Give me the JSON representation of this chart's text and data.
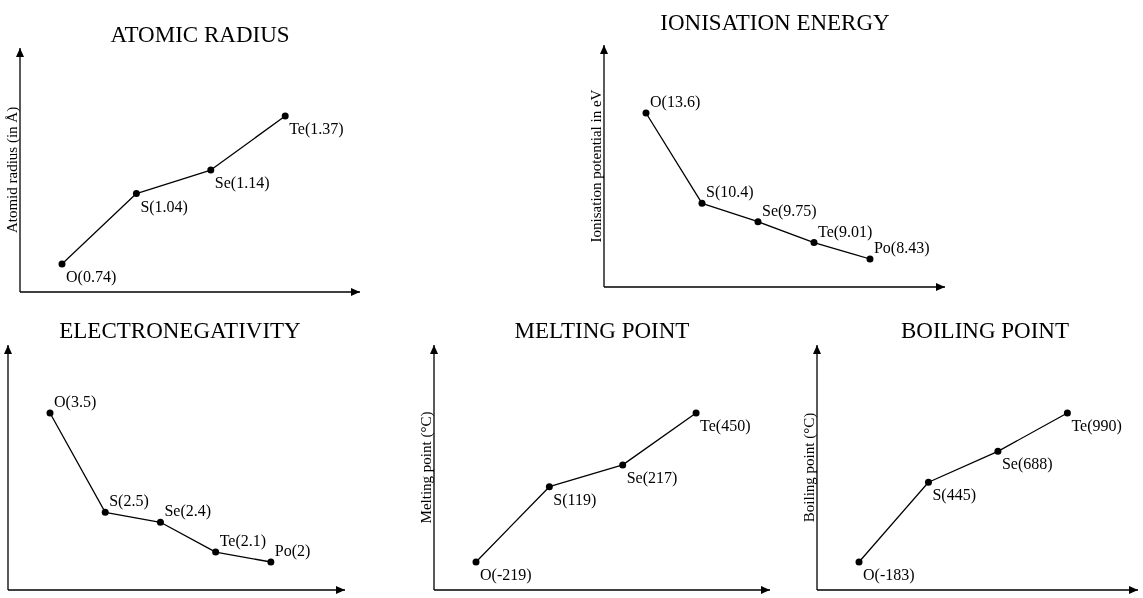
{
  "chart_data": [
    {
      "type": "line",
      "title": "ATOMIC RADIUS",
      "ylabel": "Atomid radius (in Å)",
      "categories": [
        null,
        null,
        null,
        null
      ],
      "values": [
        0.74,
        1.04,
        1.14,
        1.37
      ],
      "value_labels": [
        "O(0.74)",
        "S(1.04)",
        "Se(1.14)",
        "Te(1.37)"
      ],
      "color": "#000000",
      "marker": "circle"
    },
    {
      "type": "line",
      "title": "IONISATION ENERGY",
      "ylabel": "Ionisation potential in eV",
      "categories": [
        null,
        null,
        null,
        null,
        null
      ],
      "values": [
        13.6,
        10.4,
        9.75,
        9.01,
        8.43
      ],
      "value_labels": [
        "O(13.6)",
        "S(10.4)",
        "Se(9.75)",
        "Te(9.01)",
        "Po(8.43)"
      ],
      "color": "#000000",
      "marker": "circle"
    },
    {
      "type": "line",
      "title": "ELECTRONEGATIVITY",
      "categories": [
        null,
        null,
        null,
        null,
        null
      ],
      "values": [
        3.5,
        2.5,
        2.4,
        2.1,
        2
      ],
      "value_labels": [
        "O(3.5)",
        "S(2.5)",
        "Se(2.4)",
        "Te(2.1)",
        "Po(2)"
      ],
      "color": "#000000",
      "marker": "circle"
    },
    {
      "type": "line",
      "title": "MELTING POINT",
      "ylabel": "Melting point (°C)",
      "categories": [
        null,
        null,
        null,
        null
      ],
      "values": [
        -219,
        119,
        217,
        450
      ],
      "value_labels": [
        "O(-219)",
        "S(119)",
        "Se(217)",
        "Te(450)"
      ],
      "color": "#000000",
      "marker": "circle"
    },
    {
      "type": "line",
      "title": "BOILING POINT",
      "ylabel": "Boiling point (°C)",
      "categories": [
        null,
        null,
        null,
        null
      ],
      "values": [
        -183,
        445,
        688,
        990
      ],
      "value_labels": [
        "O(-183)",
        "S(445)",
        "Se(688)",
        "Te(990)"
      ],
      "color": "#000000",
      "marker": "circle"
    }
  ]
}
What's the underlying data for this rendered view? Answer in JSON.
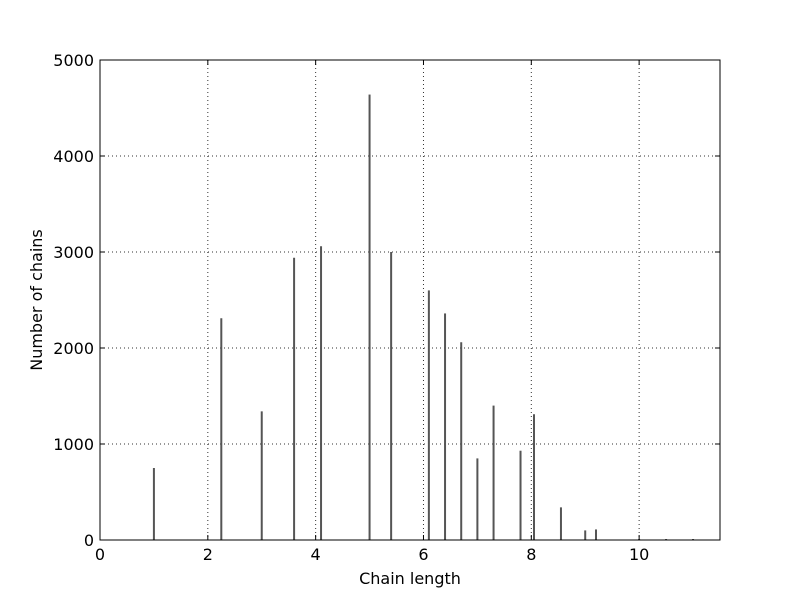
{
  "chart_data": {
    "type": "bar",
    "title": "",
    "xlabel": "Chain length",
    "ylabel": "Number of chains",
    "xlim": [
      0,
      11.5
    ],
    "ylim": [
      0,
      5000
    ],
    "xticks": [
      0,
      2,
      4,
      6,
      8,
      10
    ],
    "yticks": [
      0,
      1000,
      2000,
      3000,
      4000,
      5000
    ],
    "grid": true,
    "bar_color": "#555555",
    "bars": [
      {
        "x": 1.0,
        "y": 750
      },
      {
        "x": 2.25,
        "y": 2310
      },
      {
        "x": 3.0,
        "y": 1340
      },
      {
        "x": 3.6,
        "y": 2940
      },
      {
        "x": 4.1,
        "y": 3060
      },
      {
        "x": 5.0,
        "y": 4640
      },
      {
        "x": 5.4,
        "y": 3000
      },
      {
        "x": 6.1,
        "y": 2600
      },
      {
        "x": 6.4,
        "y": 2360
      },
      {
        "x": 6.7,
        "y": 2060
      },
      {
        "x": 7.0,
        "y": 850
      },
      {
        "x": 7.3,
        "y": 1400
      },
      {
        "x": 7.8,
        "y": 930
      },
      {
        "x": 8.05,
        "y": 1310
      },
      {
        "x": 8.55,
        "y": 340
      },
      {
        "x": 9.0,
        "y": 100
      },
      {
        "x": 9.2,
        "y": 110
      },
      {
        "x": 10.0,
        "y": 10
      },
      {
        "x": 10.5,
        "y": 8
      },
      {
        "x": 11.0,
        "y": 5
      }
    ]
  }
}
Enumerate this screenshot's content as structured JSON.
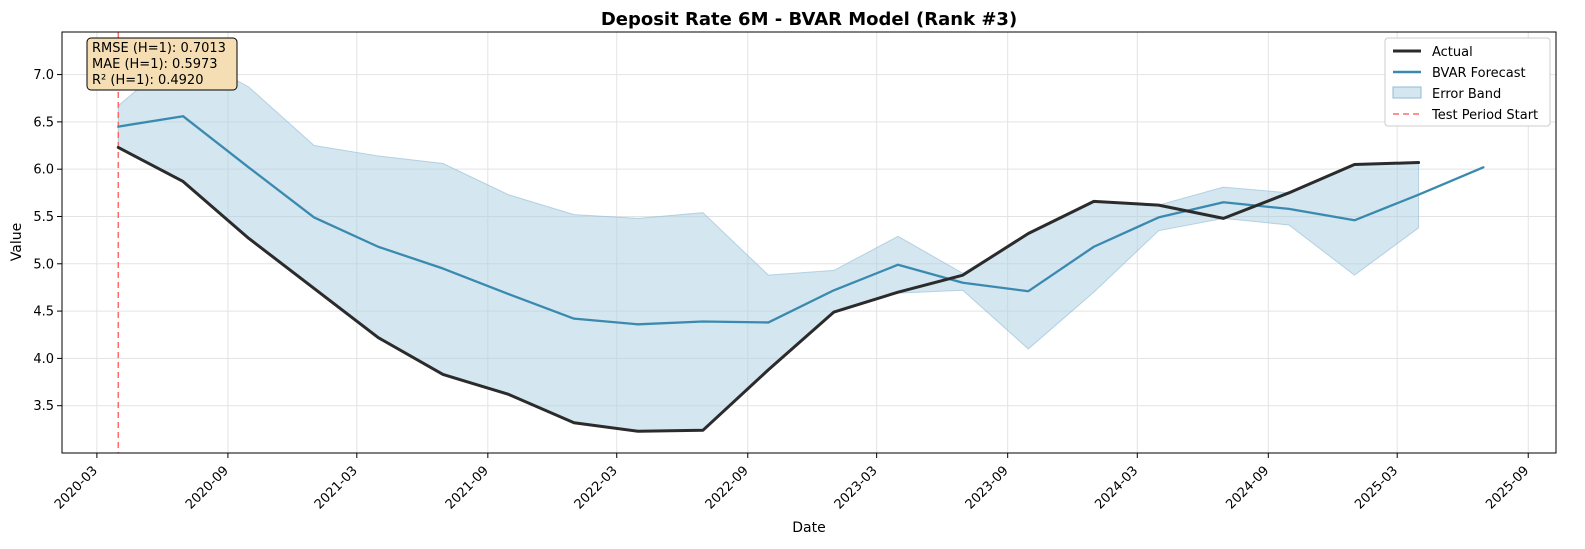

# [STATED EXERCISE]
Report only how many lines in the records contain the word "this".

# [REPLY]
3